## Work to be completed
Without including any images, repeat the data exactly.

>> start Dataset records

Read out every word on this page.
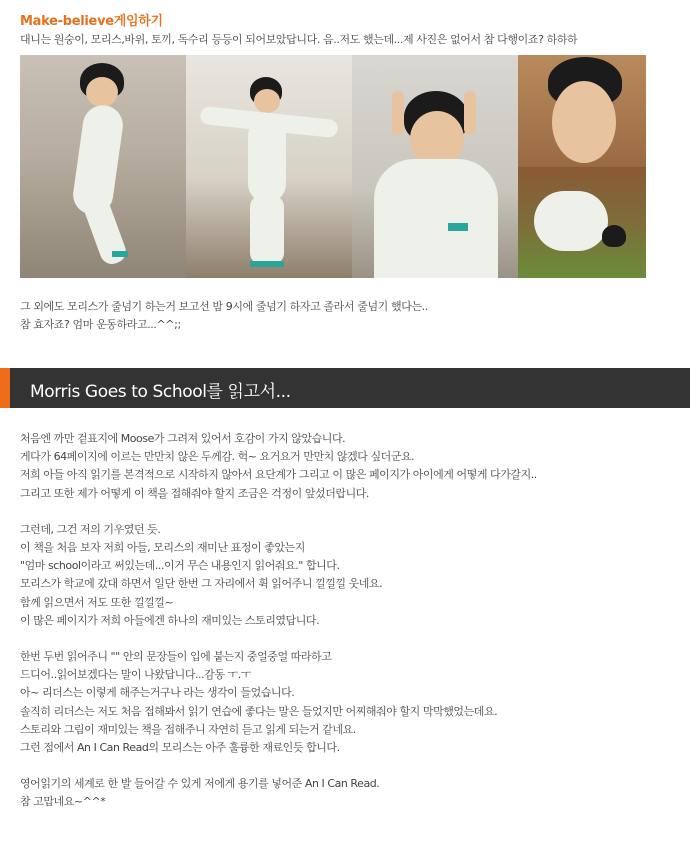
Make-believe게임하기
대니는 원숭이, 모리스,바위, 토끼, 독수리 등등이 되어보았답니다. 음..저도 했는데...제 사진은 없어서 참 다행이죠? 하하하
그 외에도 모리스가 줄넘기 하는거 보고선 밤 9시에 줄넘기 하자고 졸라서 줄넘기 했다는..
참 효자죠? 엄마 운동하라고...^^;;
Morris Goes to School를 읽고서...

처음엔 까만 겉표지에 Moose가 그려져 있어서 호감이 가지 않았습니다.

게다가 64페이지에 이르는 만만치 않은 두께감. 헉~ 요거요거 만만치 않겠다 싶더군요.

저희 아들 아직 읽기를 본격적으로 시작하지 않아서 요단계가 그리고 이 많은 페이지가 아이에게 어떻게 다가갈지..

그리고 또한 제가 어떻게 이 책을 접해줘야 할지 조금은 걱정이 앞섰더랍니다.

그런데, 그건 저의 기우였던 듯.

이 책을 처음 보자 저희 아들, 모리스의 재미난 표정이 좋았는지

"엄마 school이라고 써있는데...이거 무슨 내용인지 읽어줘요." 합니다.

모리스가 학교에 갔대 하면서 일단 한번 그 자리에서 휙 읽어주니 낄낄낄 웃네요.

함께 읽으면서 저도 또한 낄낄낄~

이 많은 페이지가 저희 아들에겐 하나의 재미있는 스토리였답니다.

한번 두번 읽어주니 "" 안의 문장들이 입에 붙는지 중얼중얼 따라하고

드디어..읽어보겠다는 말이 나왔답니다...감동 ㅜ.ㅜ

아~ 리더스는 이렇게 해주는거구나 라는 생각이 들었습니다.

솔직히 리더스는 저도 처음 접해봐서 읽기 연습에 좋다는 말은 들었지만 어찌해줘야 할지 막막했었는데요.

스토리와 그림이 재미있는 책을 접해주니 자연히 듣고 읽게 되는거 같네요.

그런 점에서 An I Can Read의 모리스는 아주 훌륭한 재료인듯 합니다.

영어읽기의 세계로 한 발 들어갈 수 있게 저에게 용기를 넣어준 An I Can Read.

참 고맙네요~^^*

>> end Dataset records

## Written solution
Read out every word on this page.
Make-believe게임하기
대니는 원숭이, 모리스,바위, 토끼, 독수리 등등이 되어보았답니다. 음..저도 했는데...제 사진은 없어서 참 다행이죠? 하하하
그 외에도 모리스가 줄넘기 하는거 보고선 밤 9시에 줄넘기 하자고 졸라서 줄넘기 했다는..
참 효자죠? 엄마 운동하라고...^^;;
Morris Goes to School를 읽고서...

처음엔 까만 겉표지에 Moose가 그려져 있어서 호감이 가지 않았습니다.

게다가 64페이지에 이르는 만만치 않은 두께감. 헉~ 요거요거 만만치 않겠다 싶더군요.

저희 아들 아직 읽기를 본격적으로 시작하지 않아서 요단계가 그리고 이 많은 페이지가 아이에게 어떻게 다가갈지..

그리고 또한 제가 어떻게 이 책을 접해줘야 할지 조금은 걱정이 앞섰더랍니다.

그런데, 그건 저의 기우였던 듯.

이 책을 처음 보자 저희 아들, 모리스의 재미난 표정이 좋았는지

"엄마 school이라고 써있는데...이거 무슨 내용인지 읽어줘요." 합니다.

모리스가 학교에 갔대 하면서 일단 한번 그 자리에서 휙 읽어주니 낄낄낄 웃네요.

함께 읽으면서 저도 또한 낄낄낄~

이 많은 페이지가 저희 아들에겐 하나의 재미있는 스토리였답니다.

한번 두번 읽어주니 "" 안의 문장들이 입에 붙는지 중얼중얼 따라하고

드디어..읽어보겠다는 말이 나왔답니다...감동 ㅜ.ㅜ

아~ 리더스는 이렇게 해주는거구나 라는 생각이 들었습니다.

솔직히 리더스는 저도 처음 접해봐서 읽기 연습에 좋다는 말은 들었지만 어찌해줘야 할지 막막했었는데요.

스토리와 그림이 재미있는 책을 접해주니 자연히 듣고 읽게 되는거 같네요.

그런 점에서 An I Can Read의 모리스는 아주 훌륭한 재료인듯 합니다.

영어읽기의 세계로 한 발 들어갈 수 있게 저에게 용기를 넣어준 An I Can Read.

참 고맙네요~^^*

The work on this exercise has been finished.